> Given passage:
• • • • • • •
Structure your dataset directories as follows:

dataset/
├── images/
│   ├── train/
│   │   ├── image1.jpg
│   │   ├── image2.jpg
│   │   └── ...
│   ├── val/
│   │   ├── image1.jpg
│   │   ├── image2.jpg
│   │   └── ...
└── annotations/
    ├── instances_train.json
    ├── instances_val.json
    └── ...

images/train/: Contains all training images.
images/val/: Contains all validation images.
annotations/: Contains COCO-formatted annotation files.

Convert Annotations to COCO Format:

If your annotations are not already in COCO format, you'll need to convert them. You can use the following Python script as a reference or utilize existing tools:

import json

def convert_to_coco(input_annotations, output_annotations):
    # Implement conversion logic here
    pass

if __name__ == "__main__":
    convert_to_coco('path/to/your_annotations.json', 'dataset/annotations/instances_train.json')

Update Configuration Files:

Modify your custom_detection.yml.

task: detection

evaluator:
  type: CocoEvaluator
  iou_types: ['bbox', ]

num_classes: 777 # your dataset classes
remap_mscoco_category: False

train_dataloader:
  type: DataLoader
  dataset:
    type: CocoDetection
    img_folder: /data/yourdataset/train
    ann_file: /data/yourdataset/train/train.json
    return_masks: False
    transforms:
      type: Compose
      ops: ~
  shuffle: True
  num_workers: 4
  drop_last: True
  collate_fn:
    type: BatchImageCollateFunction

val_dataloader:
  type: DataLoader
  dataset:
    type: CocoDetection
    img_folder: /data/yourdataset/val
    ann_file: /data/yourdataset/val/ann.json
    return_masks: False
    transforms:
      type: Compose
      ops: ~
  shuffle: False
  num_workers: 4
  drop_last: False
  collate_fn:
    type: BatchImageCollateFunction

2.3 Backbone Preparation

Versions based on HGNetv2: Backbones will be downloaded automatically during training, so you don't need to worry.
DEIMv2-L and X: We use DINOv3-S and S+ as backbone, you can download them following the guide in DINOv3.
DEIMv2-S and M: We use our ViT-Tiny and ViT-Tiny+ distilled from DINOv3-S, you can download them from ViT-Tiny and ViT-Tiny+.
• • • • • • •
> Dataset:
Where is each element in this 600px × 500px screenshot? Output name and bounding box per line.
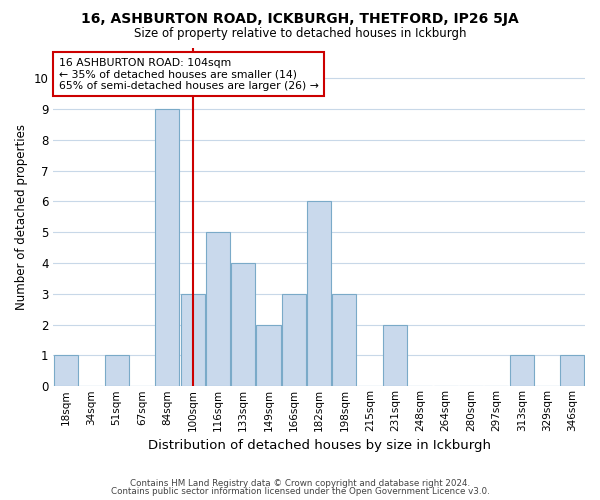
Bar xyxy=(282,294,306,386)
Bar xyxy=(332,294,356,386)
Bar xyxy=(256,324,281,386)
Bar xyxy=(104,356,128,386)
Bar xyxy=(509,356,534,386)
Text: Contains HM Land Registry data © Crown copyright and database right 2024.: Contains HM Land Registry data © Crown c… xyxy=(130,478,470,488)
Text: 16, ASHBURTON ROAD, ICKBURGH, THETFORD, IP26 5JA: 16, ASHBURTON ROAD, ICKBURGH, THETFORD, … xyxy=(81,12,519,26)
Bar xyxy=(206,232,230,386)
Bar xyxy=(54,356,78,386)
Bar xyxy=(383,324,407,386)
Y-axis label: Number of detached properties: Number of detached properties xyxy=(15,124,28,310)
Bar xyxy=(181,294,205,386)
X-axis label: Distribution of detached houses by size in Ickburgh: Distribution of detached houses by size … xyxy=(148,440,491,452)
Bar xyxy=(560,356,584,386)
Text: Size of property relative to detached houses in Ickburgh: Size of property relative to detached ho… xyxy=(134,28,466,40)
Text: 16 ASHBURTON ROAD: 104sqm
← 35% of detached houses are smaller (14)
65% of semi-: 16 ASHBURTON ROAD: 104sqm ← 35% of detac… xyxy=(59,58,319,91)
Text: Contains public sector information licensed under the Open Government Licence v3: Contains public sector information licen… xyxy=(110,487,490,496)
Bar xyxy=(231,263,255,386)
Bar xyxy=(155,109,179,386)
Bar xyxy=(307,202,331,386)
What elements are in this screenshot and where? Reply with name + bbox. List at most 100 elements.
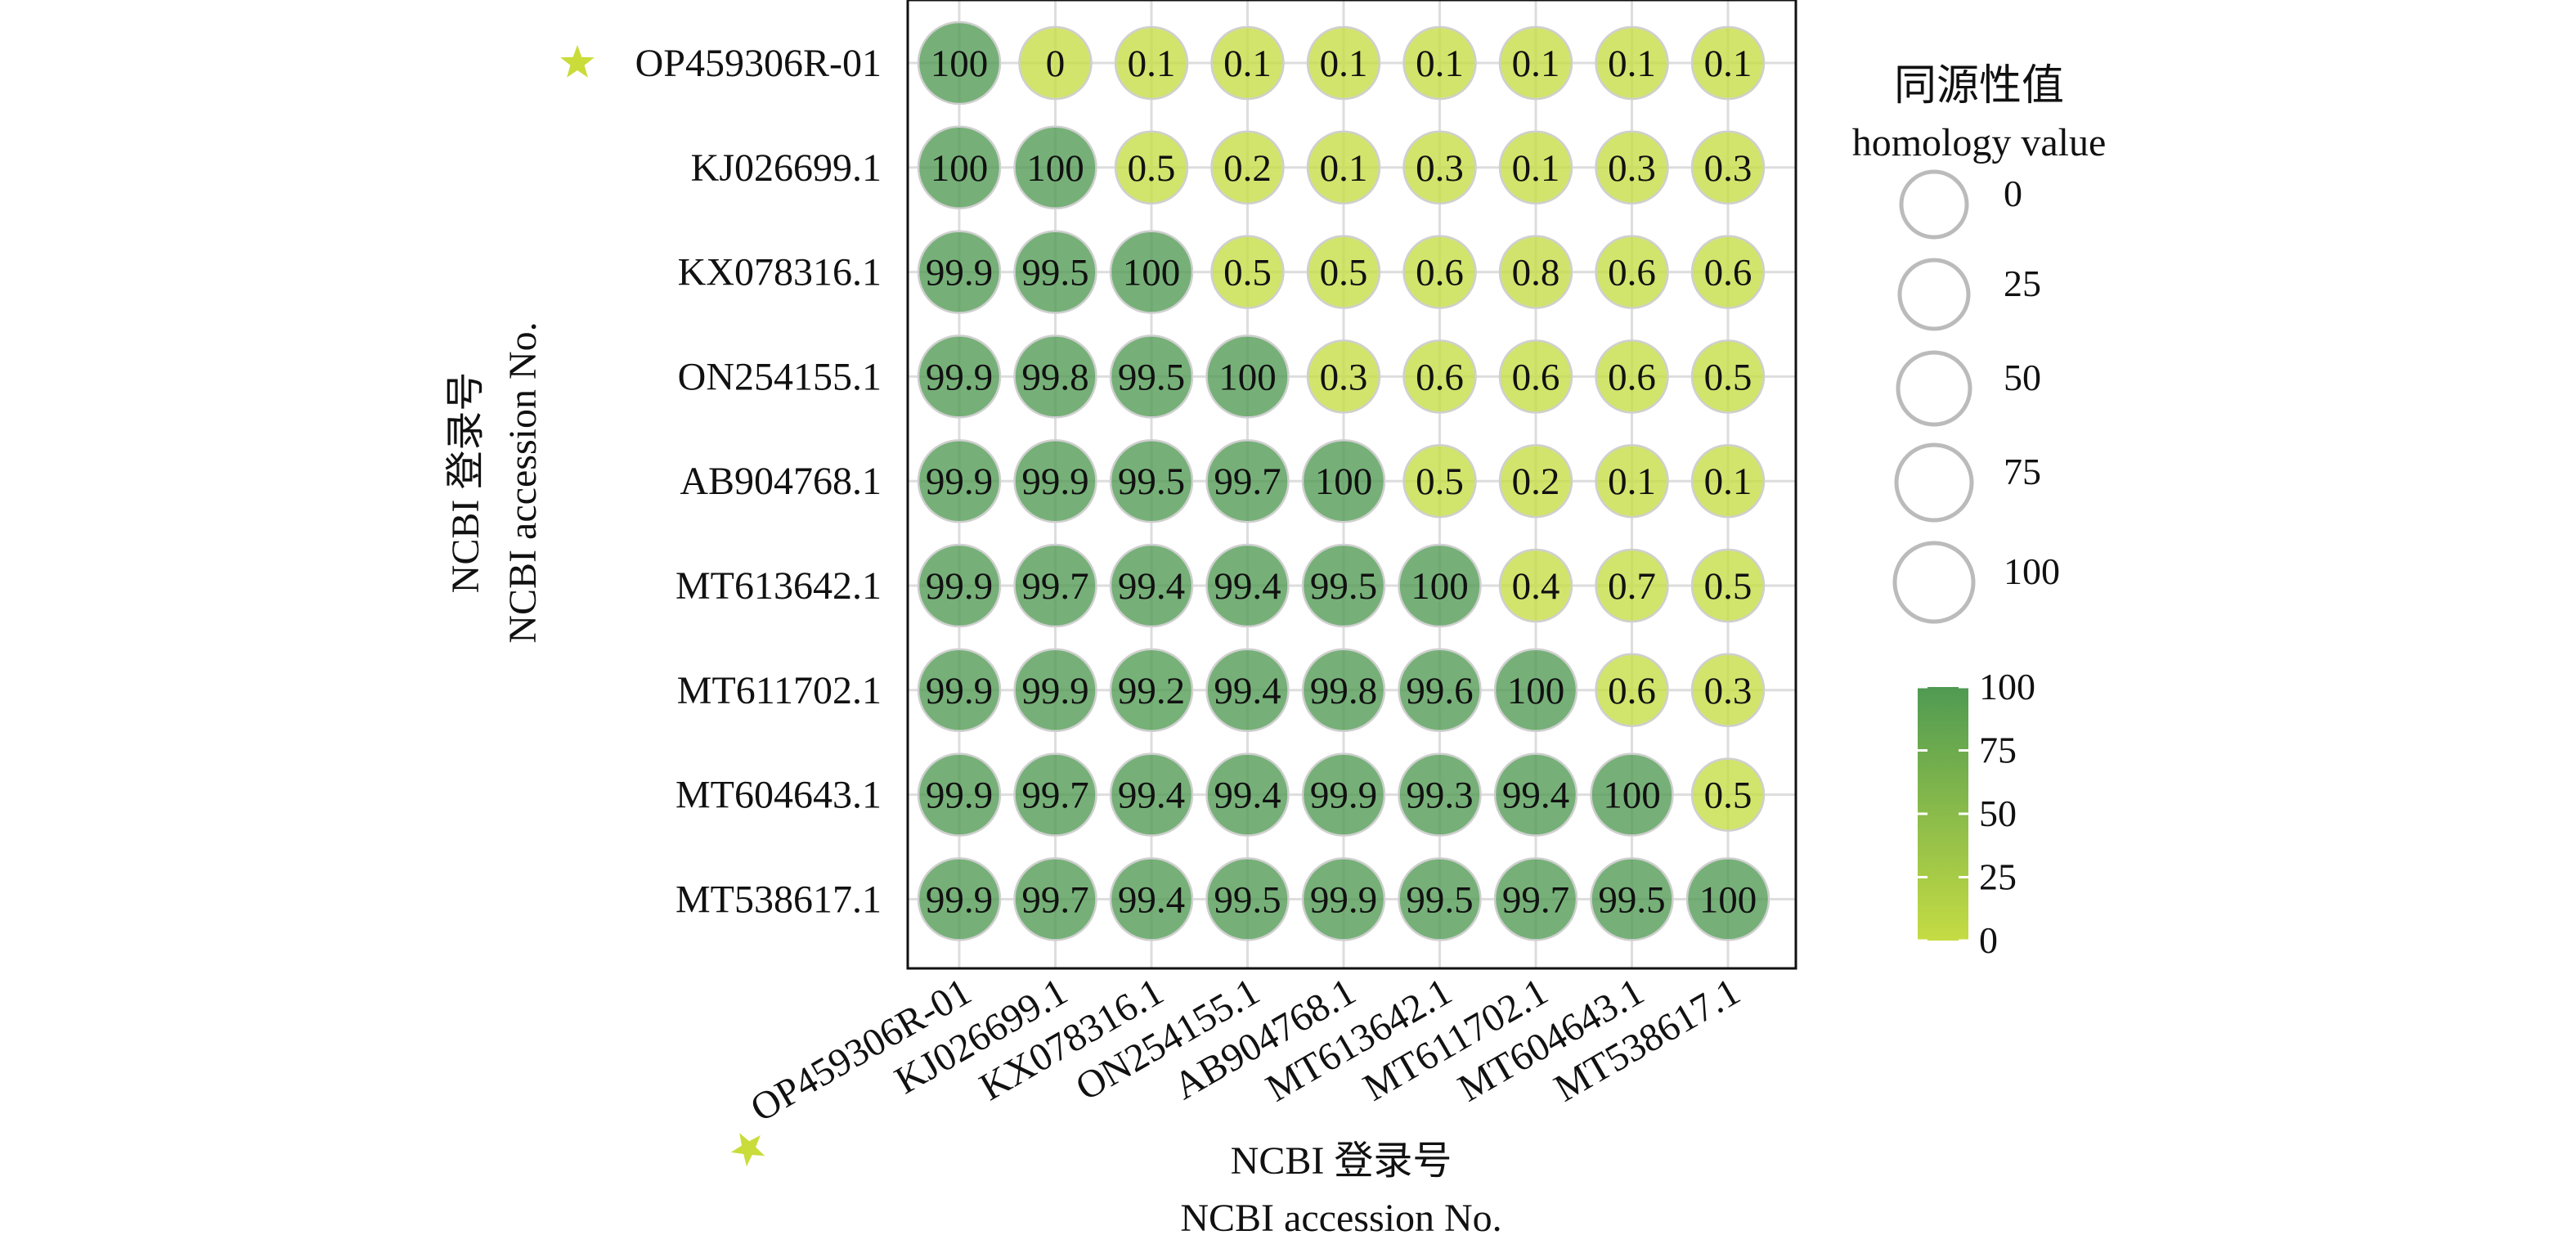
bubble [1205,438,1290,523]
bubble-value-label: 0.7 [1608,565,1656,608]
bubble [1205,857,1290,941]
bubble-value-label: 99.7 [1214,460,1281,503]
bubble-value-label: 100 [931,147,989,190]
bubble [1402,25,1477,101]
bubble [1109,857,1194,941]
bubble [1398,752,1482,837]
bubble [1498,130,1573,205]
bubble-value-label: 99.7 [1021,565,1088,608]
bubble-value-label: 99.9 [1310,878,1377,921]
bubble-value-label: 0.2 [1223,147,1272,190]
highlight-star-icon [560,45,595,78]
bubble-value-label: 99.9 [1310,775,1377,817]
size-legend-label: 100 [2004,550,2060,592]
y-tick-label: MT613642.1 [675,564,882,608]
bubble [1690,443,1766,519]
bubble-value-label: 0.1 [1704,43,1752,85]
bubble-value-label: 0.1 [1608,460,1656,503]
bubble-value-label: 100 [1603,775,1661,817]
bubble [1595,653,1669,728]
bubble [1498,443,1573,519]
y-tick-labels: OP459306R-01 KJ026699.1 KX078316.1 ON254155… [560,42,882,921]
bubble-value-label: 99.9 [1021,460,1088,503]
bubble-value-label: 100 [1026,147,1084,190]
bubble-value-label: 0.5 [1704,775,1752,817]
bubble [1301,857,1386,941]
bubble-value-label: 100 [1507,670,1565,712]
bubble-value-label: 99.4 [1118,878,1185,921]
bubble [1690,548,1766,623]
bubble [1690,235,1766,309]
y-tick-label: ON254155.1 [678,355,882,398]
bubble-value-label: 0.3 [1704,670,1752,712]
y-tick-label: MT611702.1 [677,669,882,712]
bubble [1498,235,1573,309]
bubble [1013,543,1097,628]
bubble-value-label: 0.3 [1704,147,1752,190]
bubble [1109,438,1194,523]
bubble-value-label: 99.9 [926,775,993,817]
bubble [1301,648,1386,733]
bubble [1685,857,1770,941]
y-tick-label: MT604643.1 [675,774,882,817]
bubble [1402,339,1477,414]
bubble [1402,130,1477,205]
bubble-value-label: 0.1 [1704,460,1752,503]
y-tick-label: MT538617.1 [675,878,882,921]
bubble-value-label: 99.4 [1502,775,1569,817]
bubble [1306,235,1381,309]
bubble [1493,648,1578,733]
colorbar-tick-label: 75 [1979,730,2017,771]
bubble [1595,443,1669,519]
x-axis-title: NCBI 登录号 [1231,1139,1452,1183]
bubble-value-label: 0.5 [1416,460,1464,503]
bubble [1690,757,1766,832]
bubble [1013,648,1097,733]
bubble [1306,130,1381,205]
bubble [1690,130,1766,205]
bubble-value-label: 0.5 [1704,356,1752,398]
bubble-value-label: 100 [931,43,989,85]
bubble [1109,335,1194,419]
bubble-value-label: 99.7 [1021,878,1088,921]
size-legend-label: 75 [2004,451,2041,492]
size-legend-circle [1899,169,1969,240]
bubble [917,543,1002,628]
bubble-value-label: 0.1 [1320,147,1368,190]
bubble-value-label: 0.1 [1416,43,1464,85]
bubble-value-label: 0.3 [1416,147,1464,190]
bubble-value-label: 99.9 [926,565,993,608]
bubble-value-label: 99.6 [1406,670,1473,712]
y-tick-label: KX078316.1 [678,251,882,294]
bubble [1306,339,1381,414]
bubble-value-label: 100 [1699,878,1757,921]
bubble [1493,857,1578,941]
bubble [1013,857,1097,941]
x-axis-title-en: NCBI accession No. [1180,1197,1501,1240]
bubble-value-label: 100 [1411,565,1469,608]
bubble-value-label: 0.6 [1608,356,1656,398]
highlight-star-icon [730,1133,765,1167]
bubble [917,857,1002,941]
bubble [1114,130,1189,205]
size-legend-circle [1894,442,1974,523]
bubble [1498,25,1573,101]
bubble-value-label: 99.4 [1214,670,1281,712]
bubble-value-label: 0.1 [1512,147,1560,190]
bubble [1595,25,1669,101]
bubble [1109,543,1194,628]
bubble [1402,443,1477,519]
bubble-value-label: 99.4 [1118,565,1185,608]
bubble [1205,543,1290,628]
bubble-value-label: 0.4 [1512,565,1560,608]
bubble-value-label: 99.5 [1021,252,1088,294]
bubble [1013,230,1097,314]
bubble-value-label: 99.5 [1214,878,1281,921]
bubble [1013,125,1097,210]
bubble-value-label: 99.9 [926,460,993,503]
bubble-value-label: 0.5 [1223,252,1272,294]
• • • • • • •
> Job 1:
Answer these from the dataset setup guide:
(a) What does the annotations/ directory contain?
(b) In the val_dataloader block, what value is set for shuffle?
(c) Which backbones are used for DEIMv2-L and X?
> Job 2:
Output the section of the dataset setup guide starting at "Versions based on" and ending at "guide in DINOv3.".

> Full solution 1:
(a) COCO-formatted annotation files.
(b) False.
(c) DINOv3-S and S+.

> Full solution 2:
Versions based on HGNetv2: Backbones will be downloaded automatically during training, so you don't need to worry.
DEIMv2-L and X: We use DINOv3-S and S+ as backbone, you can download them following the guide in DINOv3.